# EXERCISES
1) In the blog post excerpt, how long has it been since the author's last post?
2) In one to three sentences, explain why, according to the blog post excerpt, deciding whether Daughter should come along is difficult for her.
3) Carry on the blog post about the birthday visit, starting right after its final sentence.

# SELECTED TEXT
· · · · ·
It’s been four months since my last post. The roller coaster that took me from May to September is (sorta) over. We found and moved into a new home. A death in the family spurred Husband, Daughter, and I to take our first real road trip together through the Rocky Mountains. A nightmarish birthday pushed me to examine another layer of childhood trauma.

For the first time, I posted on my personal social media about the narcissistic abuse I've suffered from my father my whole life.



But I didn't reveal the worst of his abuse.


I wanted to spend my birthday with Mom. Husband suggested we go down to visit her that weekend because it's obvious Mom's #MCI is getting worse. If we endure Father's #narcissism together it's a bit easier. Except a snag at Husband's job prevented him from going. We then debated whether Daughter should come with me. It's never an easy decision for her. She despises her grandpa, for obvious reasons, but adores her grandma.
· · · · ·
# DATA ROWS
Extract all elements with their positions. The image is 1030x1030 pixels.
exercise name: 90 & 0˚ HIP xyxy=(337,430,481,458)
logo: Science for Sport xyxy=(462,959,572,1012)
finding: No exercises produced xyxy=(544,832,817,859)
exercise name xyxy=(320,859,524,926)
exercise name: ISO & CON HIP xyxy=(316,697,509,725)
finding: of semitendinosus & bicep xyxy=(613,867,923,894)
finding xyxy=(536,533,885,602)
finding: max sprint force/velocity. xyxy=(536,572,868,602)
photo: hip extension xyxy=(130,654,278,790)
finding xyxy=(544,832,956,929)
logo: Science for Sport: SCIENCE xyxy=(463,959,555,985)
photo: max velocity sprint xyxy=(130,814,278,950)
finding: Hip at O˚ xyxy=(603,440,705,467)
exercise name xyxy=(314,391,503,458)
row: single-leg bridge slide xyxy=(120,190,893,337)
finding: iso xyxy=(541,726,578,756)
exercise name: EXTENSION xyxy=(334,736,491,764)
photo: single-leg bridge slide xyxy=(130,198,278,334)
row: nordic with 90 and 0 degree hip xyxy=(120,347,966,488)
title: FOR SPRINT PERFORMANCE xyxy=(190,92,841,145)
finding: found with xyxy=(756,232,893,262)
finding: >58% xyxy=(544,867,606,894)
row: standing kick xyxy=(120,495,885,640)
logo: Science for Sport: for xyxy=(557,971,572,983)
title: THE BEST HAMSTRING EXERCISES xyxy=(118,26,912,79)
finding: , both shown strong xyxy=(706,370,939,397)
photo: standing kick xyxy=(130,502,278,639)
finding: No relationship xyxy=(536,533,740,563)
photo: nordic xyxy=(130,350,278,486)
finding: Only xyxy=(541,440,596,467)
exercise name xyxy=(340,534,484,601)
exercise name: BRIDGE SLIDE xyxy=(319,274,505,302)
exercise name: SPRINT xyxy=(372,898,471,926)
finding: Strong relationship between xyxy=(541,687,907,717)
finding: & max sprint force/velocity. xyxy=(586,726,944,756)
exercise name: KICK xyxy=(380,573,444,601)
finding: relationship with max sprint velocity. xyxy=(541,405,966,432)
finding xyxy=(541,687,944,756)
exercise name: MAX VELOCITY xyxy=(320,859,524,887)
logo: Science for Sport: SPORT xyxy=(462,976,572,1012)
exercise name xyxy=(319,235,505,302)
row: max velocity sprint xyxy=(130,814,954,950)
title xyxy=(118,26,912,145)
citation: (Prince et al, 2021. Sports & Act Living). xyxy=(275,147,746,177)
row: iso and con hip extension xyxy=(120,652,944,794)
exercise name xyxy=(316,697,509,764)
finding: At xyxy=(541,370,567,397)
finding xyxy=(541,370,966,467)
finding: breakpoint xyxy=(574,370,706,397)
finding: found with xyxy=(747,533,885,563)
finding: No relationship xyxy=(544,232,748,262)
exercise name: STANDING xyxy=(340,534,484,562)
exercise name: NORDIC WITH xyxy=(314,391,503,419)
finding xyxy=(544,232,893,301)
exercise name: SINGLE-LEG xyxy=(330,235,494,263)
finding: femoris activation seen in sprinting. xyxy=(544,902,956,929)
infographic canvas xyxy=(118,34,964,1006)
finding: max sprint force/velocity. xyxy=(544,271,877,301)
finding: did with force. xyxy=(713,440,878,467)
· · · · ·
# SOLVED TASKS
1) Four months.

2) She despises her grandpa but adores her grandma. Going would mean seeing both of them.

3)
Red flags bombard me the moment Daughter and I enter Father's home. After four hours in the car we're tired, in need of rest and hugs. It's my actual birthday and I crave a loving moment with Mom. Except Father has people I don't know over. I'm expected to perform for strangers.


A chorus of awkward "happy birthdays" erupts from around the kitchen table. Daughter heads for our room after a quick introduction and does not come back. Lucky girl. I, however, am so well trained I know exactly what role I'm supposed to play. Gracious, friendly, loving. We're a perfectly happy family.


Father asks me if I want anything. A cup of tea would be wonderful. He tells me I know where everything is and gets back to his guests. One of them mentions it's my birthday and I just got here after a long drive, suggests to Father he should make the tea for me.


"She's family, I don't have to help her."


#soulsucking at it's finest. In no way, shape, or form can he make me feel safe and loved. Especially not on my birthday, when all focus will be on me.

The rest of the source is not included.